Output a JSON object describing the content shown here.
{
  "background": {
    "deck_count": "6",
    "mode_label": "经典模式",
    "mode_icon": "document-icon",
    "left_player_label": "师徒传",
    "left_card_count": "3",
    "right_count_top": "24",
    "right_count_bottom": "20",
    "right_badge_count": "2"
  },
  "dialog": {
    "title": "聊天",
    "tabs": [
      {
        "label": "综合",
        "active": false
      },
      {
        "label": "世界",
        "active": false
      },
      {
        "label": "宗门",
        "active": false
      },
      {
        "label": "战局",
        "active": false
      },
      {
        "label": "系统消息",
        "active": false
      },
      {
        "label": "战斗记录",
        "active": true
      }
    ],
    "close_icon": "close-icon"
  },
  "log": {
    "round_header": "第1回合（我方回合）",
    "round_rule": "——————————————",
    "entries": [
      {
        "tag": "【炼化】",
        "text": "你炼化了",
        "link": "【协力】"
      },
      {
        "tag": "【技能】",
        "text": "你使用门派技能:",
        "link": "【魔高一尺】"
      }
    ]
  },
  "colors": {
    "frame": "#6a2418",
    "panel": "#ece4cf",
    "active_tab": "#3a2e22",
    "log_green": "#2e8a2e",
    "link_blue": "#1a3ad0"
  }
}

- Given exercise -
Return the whole listing exactly, with every line included.

- Task response -
Output a JSON object describing the content shown here.
{
  "background": {
    "deck_count": "6",
    "mode_label": "经典模式",
    "mode_icon": "document-icon",
    "left_player_label": "师徒传",
    "left_card_count": "3",
    "right_count_top": "24",
    "right_count_bottom": "20",
    "right_badge_count": "2"
  },
  "dialog": {
    "title": "聊天",
    "tabs": [
      {
        "label": "综合",
        "active": false
      },
      {
        "label": "世界",
        "active": false
      },
      {
        "label": "宗门",
        "active": false
      },
      {
        "label": "战局",
        "active": false
      },
      {
        "label": "系统消息",
        "active": false
      },
      {
        "label": "战斗记录",
        "active": true
      }
    ],
    "close_icon": "close-icon"
  },
  "log": {
    "round_header": "第1回合（我方回合）",
    "round_rule": "——————————————",
    "entries": [
      {
        "tag": "【炼化】",
        "text": "你炼化了",
        "link": "【协力】"
      },
      {
        "tag": "【技能】",
        "text": "你使用门派技能:",
        "link": "【魔高一尺】"
      }
    ]
  },
  "colors": {
    "frame": "#6a2418",
    "panel": "#ece4cf",
    "active_tab": "#3a2e22",
    "log_green": "#2e8a2e",
    "link_blue": "#1a3ad0"
  }
}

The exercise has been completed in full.